• _What is needed_
Repeat the entire listing exactly as written.

• _Input material_

▶

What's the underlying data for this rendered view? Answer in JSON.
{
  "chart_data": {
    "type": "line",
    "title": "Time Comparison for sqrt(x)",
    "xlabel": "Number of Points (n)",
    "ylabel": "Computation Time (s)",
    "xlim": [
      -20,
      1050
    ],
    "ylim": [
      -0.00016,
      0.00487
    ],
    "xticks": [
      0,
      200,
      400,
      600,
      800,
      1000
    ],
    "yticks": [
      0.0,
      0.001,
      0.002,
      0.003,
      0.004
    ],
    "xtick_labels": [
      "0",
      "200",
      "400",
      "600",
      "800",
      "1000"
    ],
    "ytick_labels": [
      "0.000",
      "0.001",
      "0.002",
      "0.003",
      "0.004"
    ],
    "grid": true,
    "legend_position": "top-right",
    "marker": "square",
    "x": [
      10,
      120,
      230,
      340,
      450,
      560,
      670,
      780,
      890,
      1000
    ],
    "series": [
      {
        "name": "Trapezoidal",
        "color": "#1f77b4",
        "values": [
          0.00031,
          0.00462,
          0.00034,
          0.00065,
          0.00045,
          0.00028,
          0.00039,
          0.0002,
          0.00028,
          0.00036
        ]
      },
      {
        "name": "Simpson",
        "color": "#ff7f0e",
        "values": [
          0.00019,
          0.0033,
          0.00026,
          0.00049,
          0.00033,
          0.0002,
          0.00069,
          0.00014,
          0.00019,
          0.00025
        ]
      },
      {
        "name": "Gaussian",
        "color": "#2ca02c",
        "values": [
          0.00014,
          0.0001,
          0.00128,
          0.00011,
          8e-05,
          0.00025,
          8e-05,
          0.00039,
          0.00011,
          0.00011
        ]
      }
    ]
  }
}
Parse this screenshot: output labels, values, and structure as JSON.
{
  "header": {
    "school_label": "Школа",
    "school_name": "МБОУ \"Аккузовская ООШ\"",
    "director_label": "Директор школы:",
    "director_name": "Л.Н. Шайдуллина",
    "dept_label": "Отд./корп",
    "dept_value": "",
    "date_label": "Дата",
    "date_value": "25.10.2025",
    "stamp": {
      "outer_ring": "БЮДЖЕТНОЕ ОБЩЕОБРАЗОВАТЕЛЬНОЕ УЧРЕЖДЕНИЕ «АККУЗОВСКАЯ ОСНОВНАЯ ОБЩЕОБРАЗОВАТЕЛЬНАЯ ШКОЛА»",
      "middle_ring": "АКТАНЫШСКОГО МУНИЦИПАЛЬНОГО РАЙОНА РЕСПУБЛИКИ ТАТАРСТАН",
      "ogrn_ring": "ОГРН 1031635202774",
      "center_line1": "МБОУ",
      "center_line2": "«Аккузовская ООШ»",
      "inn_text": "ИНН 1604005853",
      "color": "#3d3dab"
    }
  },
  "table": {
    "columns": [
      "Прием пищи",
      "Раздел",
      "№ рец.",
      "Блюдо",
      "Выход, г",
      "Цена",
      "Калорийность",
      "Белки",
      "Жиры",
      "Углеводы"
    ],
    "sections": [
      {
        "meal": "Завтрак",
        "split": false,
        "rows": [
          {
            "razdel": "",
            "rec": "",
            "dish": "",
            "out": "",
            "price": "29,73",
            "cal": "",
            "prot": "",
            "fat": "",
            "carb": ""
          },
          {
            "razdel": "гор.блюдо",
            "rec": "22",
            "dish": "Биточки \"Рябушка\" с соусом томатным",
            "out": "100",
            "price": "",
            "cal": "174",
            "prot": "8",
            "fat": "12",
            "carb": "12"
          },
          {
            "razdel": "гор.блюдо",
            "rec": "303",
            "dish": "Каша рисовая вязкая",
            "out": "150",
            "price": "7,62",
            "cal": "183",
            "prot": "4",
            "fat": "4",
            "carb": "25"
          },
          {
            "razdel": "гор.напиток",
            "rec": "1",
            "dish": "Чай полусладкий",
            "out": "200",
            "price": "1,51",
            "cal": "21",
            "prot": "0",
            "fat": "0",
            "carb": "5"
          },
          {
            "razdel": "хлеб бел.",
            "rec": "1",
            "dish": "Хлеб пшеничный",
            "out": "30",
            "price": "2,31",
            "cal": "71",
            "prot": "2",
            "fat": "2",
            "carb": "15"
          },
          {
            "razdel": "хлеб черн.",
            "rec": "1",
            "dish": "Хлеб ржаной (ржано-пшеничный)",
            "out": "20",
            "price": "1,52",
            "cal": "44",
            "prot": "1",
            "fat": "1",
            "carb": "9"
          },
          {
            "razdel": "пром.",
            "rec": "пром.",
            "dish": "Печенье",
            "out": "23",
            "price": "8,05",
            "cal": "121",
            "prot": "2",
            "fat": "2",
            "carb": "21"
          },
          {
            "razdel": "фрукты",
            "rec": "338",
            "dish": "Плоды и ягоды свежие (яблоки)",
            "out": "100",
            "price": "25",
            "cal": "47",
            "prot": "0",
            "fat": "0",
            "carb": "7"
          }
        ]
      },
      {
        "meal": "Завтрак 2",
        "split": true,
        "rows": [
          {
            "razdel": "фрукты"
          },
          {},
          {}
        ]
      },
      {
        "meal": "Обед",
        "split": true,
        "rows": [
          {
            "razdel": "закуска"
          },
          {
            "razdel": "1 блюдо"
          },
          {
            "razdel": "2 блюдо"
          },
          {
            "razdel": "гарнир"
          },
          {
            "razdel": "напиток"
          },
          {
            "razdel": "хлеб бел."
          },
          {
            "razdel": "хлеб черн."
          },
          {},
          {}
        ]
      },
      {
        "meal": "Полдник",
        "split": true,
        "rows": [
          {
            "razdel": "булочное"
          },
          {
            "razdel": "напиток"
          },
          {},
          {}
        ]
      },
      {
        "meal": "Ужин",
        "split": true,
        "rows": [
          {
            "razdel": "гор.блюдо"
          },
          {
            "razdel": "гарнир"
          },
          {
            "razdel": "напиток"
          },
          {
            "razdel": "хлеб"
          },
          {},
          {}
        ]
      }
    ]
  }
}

◀

• _Exercise result_
What's the underlying data for this rendered view? Answer in JSON.
{
  "chart_data": {
    "type": "line",
    "title": "Time Comparison for sqrt(x)",
    "xlabel": "Number of Points (n)",
    "ylabel": "Computation Time (s)",
    "xlim": [
      -20,
      1050
    ],
    "ylim": [
      -0.00016,
      0.00487
    ],
    "xticks": [
      0,
      200,
      400,
      600,
      800,
      1000
    ],
    "yticks": [
      0.0,
      0.001,
      0.002,
      0.003,
      0.004
    ],
    "xtick_labels": [
      "0",
      "200",
      "400",
      "600",
      "800",
      "1000"
    ],
    "ytick_labels": [
      "0.000",
      "0.001",
      "0.002",
      "0.003",
      "0.004"
    ],
    "grid": true,
    "legend_position": "top-right",
    "marker": "square",
    "x": [
      10,
      120,
      230,
      340,
      450,
      560,
      670,
      780,
      890,
      1000
    ],
    "series": [
      {
        "name": "Trapezoidal",
        "color": "#1f77b4",
        "values": [
          0.00031,
          0.00462,
          0.00034,
          0.00065,
          0.00045,
          0.00028,
          0.00039,
          0.0002,
          0.00028,
          0.00036
        ]
      },
      {
        "name": "Simpson",
        "color": "#ff7f0e",
        "values": [
          0.00019,
          0.0033,
          0.00026,
          0.00049,
          0.00033,
          0.0002,
          0.00069,
          0.00014,
          0.00019,
          0.00025
        ]
      },
      {
        "name": "Gaussian",
        "color": "#2ca02c",
        "values": [
          0.00014,
          0.0001,
          0.00128,
          0.00011,
          8e-05,
          0.00025,
          8e-05,
          0.00039,
          0.00011,
          0.00011
        ]
      }
    ]
  }
}
Parse this screenshot: output labels, values, and structure as JSON.
{
  "header": {
    "school_label": "Школа",
    "school_name": "МБОУ \"Аккузовская ООШ\"",
    "director_label": "Директор школы:",
    "director_name": "Л.Н. Шайдуллина",
    "dept_label": "Отд./корп",
    "dept_value": "",
    "date_label": "Дата",
    "date_value": "25.10.2025",
    "stamp": {
      "outer_ring": "БЮДЖЕТНОЕ ОБЩЕОБРАЗОВАТЕЛЬНОЕ УЧРЕЖДЕНИЕ «АККУЗОВСКАЯ ОСНОВНАЯ ОБЩЕОБРАЗОВАТЕЛЬНАЯ ШКОЛА»",
      "middle_ring": "АКТАНЫШСКОГО МУНИЦИПАЛЬНОГО РАЙОНА РЕСПУБЛИКИ ТАТАРСТАН",
      "ogrn_ring": "ОГРН 1031635202774",
      "center_line1": "МБОУ",
      "center_line2": "«Аккузовская ООШ»",
      "inn_text": "ИНН 1604005853",
      "color": "#3d3dab"
    }
  },
  "table": {
    "columns": [
      "Прием пищи",
      "Раздел",
      "№ рец.",
      "Блюдо",
      "Выход, г",
      "Цена",
      "Калорийность",
      "Белки",
      "Жиры",
      "Углеводы"
    ],
    "sections": [
      {
        "meal": "Завтрак",
        "split": false,
        "rows": [
          {
            "razdel": "",
            "rec": "",
            "dish": "",
            "out": "",
            "price": "29,73",
            "cal": "",
            "prot": "",
            "fat": "",
            "carb": ""
          },
          {
            "razdel": "гор.блюдо",
            "rec": "22",
            "dish": "Биточки \"Рябушка\" с соусом томатным",
            "out": "100",
            "price": "",
            "cal": "174",
            "prot": "8",
            "fat": "12",
            "carb": "12"
          },
          {
            "razdel": "гор.блюдо",
            "rec": "303",
            "dish": "Каша рисовая вязкая",
            "out": "150",
            "price": "7,62",
            "cal": "183",
            "prot": "4",
            "fat": "4",
            "carb": "25"
          },
          {
            "razdel": "гор.напиток",
            "rec": "1",
            "dish": "Чай полусладкий",
            "out": "200",
            "price": "1,51",
            "cal": "21",
            "prot": "0",
            "fat": "0",
            "carb": "5"
          },
          {
            "razdel": "хлеб бел.",
            "rec": "1",
            "dish": "Хлеб пшеничный",
            "out": "30",
            "price": "2,31",
            "cal": "71",
            "prot": "2",
            "fat": "2",
            "carb": "15"
          },
          {
            "razdel": "хлеб черн.",
            "rec": "1",
            "dish": "Хлеб ржаной (ржано-пшеничный)",
            "out": "20",
            "price": "1,52",
            "cal": "44",
            "prot": "1",
            "fat": "1",
            "carb": "9"
          },
          {
            "razdel": "пром.",
            "rec": "пром.",
            "dish": "Печенье",
            "out": "23",
            "price": "8,05",
            "cal": "121",
            "prot": "2",
            "fat": "2",
            "carb": "21"
          },
          {
            "razdel": "фрукты",
            "rec": "338",
            "dish": "Плоды и ягоды свежие (яблоки)",
            "out": "100",
            "price": "25",
            "cal": "47",
            "prot": "0",
            "fat": "0",
            "carb": "7"
          }
        ]
      },
      {
        "meal": "Завтрак 2",
        "split": true,
        "rows": [
          {
            "razdel": "фрукты"
          },
          {},
          {}
        ]
      },
      {
        "meal": "Обед",
        "split": true,
        "rows": [
          {
            "razdel": "закуска"
          },
          {
            "razdel": "1 блюдо"
          },
          {
            "razdel": "2 блюдо"
          },
          {
            "razdel": "гарнир"
          },
          {
            "razdel": "напиток"
          },
          {
            "razdel": "хлеб бел."
          },
          {
            "razdel": "хлеб черн."
          },
          {},
          {}
        ]
      },
      {
        "meal": "Полдник",
        "split": true,
        "rows": [
          {
            "razdel": "булочное"
          },
          {
            "razdel": "напиток"
          },
          {},
          {}
        ]
      },
      {
        "meal": "Ужин",
        "split": true,
        "rows": [
          {
            "razdel": "гор.блюдо"
          },
          {
            "razdel": "гарнир"
          },
          {
            "razdel": "напиток"
          },
          {
            "razdel": "хлеб"
          },
          {},
          {}
        ]
      }
    ]
  }
}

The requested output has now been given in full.